— START OF Records for the exercise —
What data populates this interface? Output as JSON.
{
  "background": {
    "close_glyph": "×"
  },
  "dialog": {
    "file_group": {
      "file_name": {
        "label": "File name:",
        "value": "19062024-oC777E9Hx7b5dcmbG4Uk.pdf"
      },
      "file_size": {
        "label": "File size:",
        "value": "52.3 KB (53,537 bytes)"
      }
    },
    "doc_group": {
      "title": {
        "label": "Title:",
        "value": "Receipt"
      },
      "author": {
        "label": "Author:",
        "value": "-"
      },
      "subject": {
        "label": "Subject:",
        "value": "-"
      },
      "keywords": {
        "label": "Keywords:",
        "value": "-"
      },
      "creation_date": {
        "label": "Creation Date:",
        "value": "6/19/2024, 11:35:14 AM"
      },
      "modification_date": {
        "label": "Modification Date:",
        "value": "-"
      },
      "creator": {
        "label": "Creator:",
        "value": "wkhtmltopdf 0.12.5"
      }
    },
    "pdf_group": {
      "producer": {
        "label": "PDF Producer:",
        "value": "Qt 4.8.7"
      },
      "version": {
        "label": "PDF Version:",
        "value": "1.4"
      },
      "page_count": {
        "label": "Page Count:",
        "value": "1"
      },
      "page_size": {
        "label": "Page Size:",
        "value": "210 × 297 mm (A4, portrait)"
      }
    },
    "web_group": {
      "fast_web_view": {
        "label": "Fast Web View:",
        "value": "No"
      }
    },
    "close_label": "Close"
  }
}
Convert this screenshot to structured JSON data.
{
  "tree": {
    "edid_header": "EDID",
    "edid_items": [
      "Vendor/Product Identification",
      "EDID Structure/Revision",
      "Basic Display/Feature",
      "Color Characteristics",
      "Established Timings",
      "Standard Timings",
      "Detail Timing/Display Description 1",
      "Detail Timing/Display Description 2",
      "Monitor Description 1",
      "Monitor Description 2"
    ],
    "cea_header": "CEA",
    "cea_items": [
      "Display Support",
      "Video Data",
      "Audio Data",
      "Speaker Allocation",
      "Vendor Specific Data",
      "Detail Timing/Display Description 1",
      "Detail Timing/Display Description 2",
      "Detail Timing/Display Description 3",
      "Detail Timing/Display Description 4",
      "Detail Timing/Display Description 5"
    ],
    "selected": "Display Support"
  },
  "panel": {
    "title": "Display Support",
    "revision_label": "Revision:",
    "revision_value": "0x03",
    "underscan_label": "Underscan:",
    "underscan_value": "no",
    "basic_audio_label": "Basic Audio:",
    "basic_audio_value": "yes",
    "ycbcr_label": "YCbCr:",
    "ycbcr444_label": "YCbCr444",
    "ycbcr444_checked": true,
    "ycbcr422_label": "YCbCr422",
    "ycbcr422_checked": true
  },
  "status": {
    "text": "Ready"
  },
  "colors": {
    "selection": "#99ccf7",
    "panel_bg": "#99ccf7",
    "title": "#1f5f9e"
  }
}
— END OF Records for the exercise —
| Task requirements |
Your task is to return the full listing exactly as it was given.

| Solution to this problem |
What data populates this interface? Output as JSON.
{
  "background": {
    "close_glyph": "×"
  },
  "dialog": {
    "file_group": {
      "file_name": {
        "label": "File name:",
        "value": "19062024-oC777E9Hx7b5dcmbG4Uk.pdf"
      },
      "file_size": {
        "label": "File size:",
        "value": "52.3 KB (53,537 bytes)"
      }
    },
    "doc_group": {
      "title": {
        "label": "Title:",
        "value": "Receipt"
      },
      "author": {
        "label": "Author:",
        "value": "-"
      },
      "subject": {
        "label": "Subject:",
        "value": "-"
      },
      "keywords": {
        "label": "Keywords:",
        "value": "-"
      },
      "creation_date": {
        "label": "Creation Date:",
        "value": "6/19/2024, 11:35:14 AM"
      },
      "modification_date": {
        "label": "Modification Date:",
        "value": "-"
      },
      "creator": {
        "label": "Creator:",
        "value": "wkhtmltopdf 0.12.5"
      }
    },
    "pdf_group": {
      "producer": {
        "label": "PDF Producer:",
        "value": "Qt 4.8.7"
      },
      "version": {
        "label": "PDF Version:",
        "value": "1.4"
      },
      "page_count": {
        "label": "Page Count:",
        "value": "1"
      },
      "page_size": {
        "label": "Page Size:",
        "value": "210 × 297 mm (A4, portrait)"
      }
    },
    "web_group": {
      "fast_web_view": {
        "label": "Fast Web View:",
        "value": "No"
      }
    },
    "close_label": "Close"
  }
}
Convert this screenshot to structured JSON data.
{
  "tree": {
    "edid_header": "EDID",
    "edid_items": [
      "Vendor/Product Identification",
      "EDID Structure/Revision",
      "Basic Display/Feature",
      "Color Characteristics",
      "Established Timings",
      "Standard Timings",
      "Detail Timing/Display Description 1",
      "Detail Timing/Display Description 2",
      "Monitor Description 1",
      "Monitor Description 2"
    ],
    "cea_header": "CEA",
    "cea_items": [
      "Display Support",
      "Video Data",
      "Audio Data",
      "Speaker Allocation",
      "Vendor Specific Data",
      "Detail Timing/Display Description 1",
      "Detail Timing/Display Description 2",
      "Detail Timing/Display Description 3",
      "Detail Timing/Display Description 4",
      "Detail Timing/Display Description 5"
    ],
    "selected": "Display Support"
  },
  "panel": {
    "title": "Display Support",
    "revision_label": "Revision:",
    "revision_value": "0x03",
    "underscan_label": "Underscan:",
    "underscan_value": "no",
    "basic_audio_label": "Basic Audio:",
    "basic_audio_value": "yes",
    "ycbcr_label": "YCbCr:",
    "ycbcr444_label": "YCbCr444",
    "ycbcr444_checked": true,
    "ycbcr422_label": "YCbCr422",
    "ycbcr422_checked": true
  },
  "status": {
    "text": "Ready"
  },
  "colors": {
    "selection": "#99ccf7",
    "panel_bg": "#99ccf7",
    "title": "#1f5f9e"
  }
}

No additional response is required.